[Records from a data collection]
# # # # # # #

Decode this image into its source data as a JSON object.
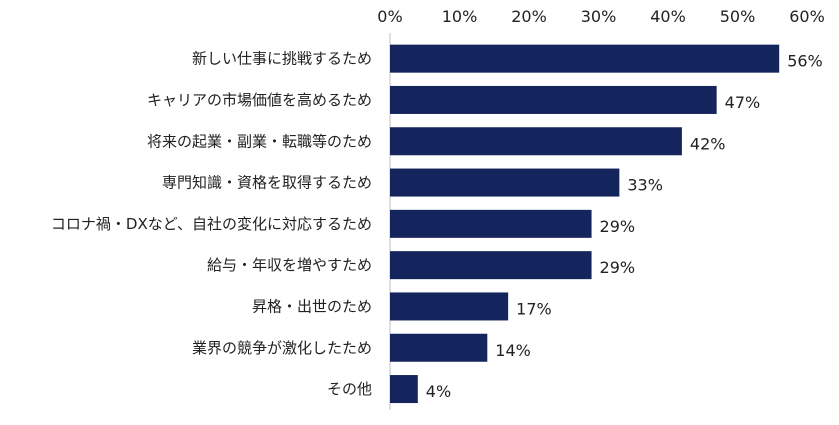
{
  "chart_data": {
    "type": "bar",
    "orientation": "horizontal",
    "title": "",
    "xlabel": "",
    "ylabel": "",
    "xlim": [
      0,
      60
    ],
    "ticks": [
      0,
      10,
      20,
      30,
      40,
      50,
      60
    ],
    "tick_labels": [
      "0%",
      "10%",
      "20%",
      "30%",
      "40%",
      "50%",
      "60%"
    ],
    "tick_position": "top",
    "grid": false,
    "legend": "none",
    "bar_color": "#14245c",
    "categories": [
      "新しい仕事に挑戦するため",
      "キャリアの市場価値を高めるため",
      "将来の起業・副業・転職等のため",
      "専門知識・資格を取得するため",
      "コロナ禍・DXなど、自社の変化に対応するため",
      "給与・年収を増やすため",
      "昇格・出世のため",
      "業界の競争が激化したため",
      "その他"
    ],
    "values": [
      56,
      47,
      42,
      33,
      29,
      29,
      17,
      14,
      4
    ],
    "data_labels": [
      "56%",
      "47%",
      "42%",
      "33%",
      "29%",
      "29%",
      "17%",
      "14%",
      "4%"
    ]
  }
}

# # # # # # #

Write out again every line above exactly as given; the pictures do not belong in the copy.

- **Result**:
Decode this image into its source data as a JSON object.
{
  "chart_data": {
    "type": "bar",
    "orientation": "horizontal",
    "title": "",
    "xlabel": "",
    "ylabel": "",
    "xlim": [
      0,
      60
    ],
    "ticks": [
      0,
      10,
      20,
      30,
      40,
      50,
      60
    ],
    "tick_labels": [
      "0%",
      "10%",
      "20%",
      "30%",
      "40%",
      "50%",
      "60%"
    ],
    "tick_position": "top",
    "grid": false,
    "legend": "none",
    "bar_color": "#14245c",
    "categories": [
      "新しい仕事に挑戦するため",
      "キャリアの市場価値を高めるため",
      "将来の起業・副業・転職等のため",
      "専門知識・資格を取得するため",
      "コロナ禍・DXなど、自社の変化に対応するため",
      "給与・年収を増やすため",
      "昇格・出世のため",
      "業界の競争が激化したため",
      "その他"
    ],
    "values": [
      56,
      47,
      42,
      33,
      29,
      29,
      17,
      14,
      4
    ],
    "data_labels": [
      "56%",
      "47%",
      "42%",
      "33%",
      "29%",
      "29%",
      "17%",
      "14%",
      "4%"
    ]
  }
}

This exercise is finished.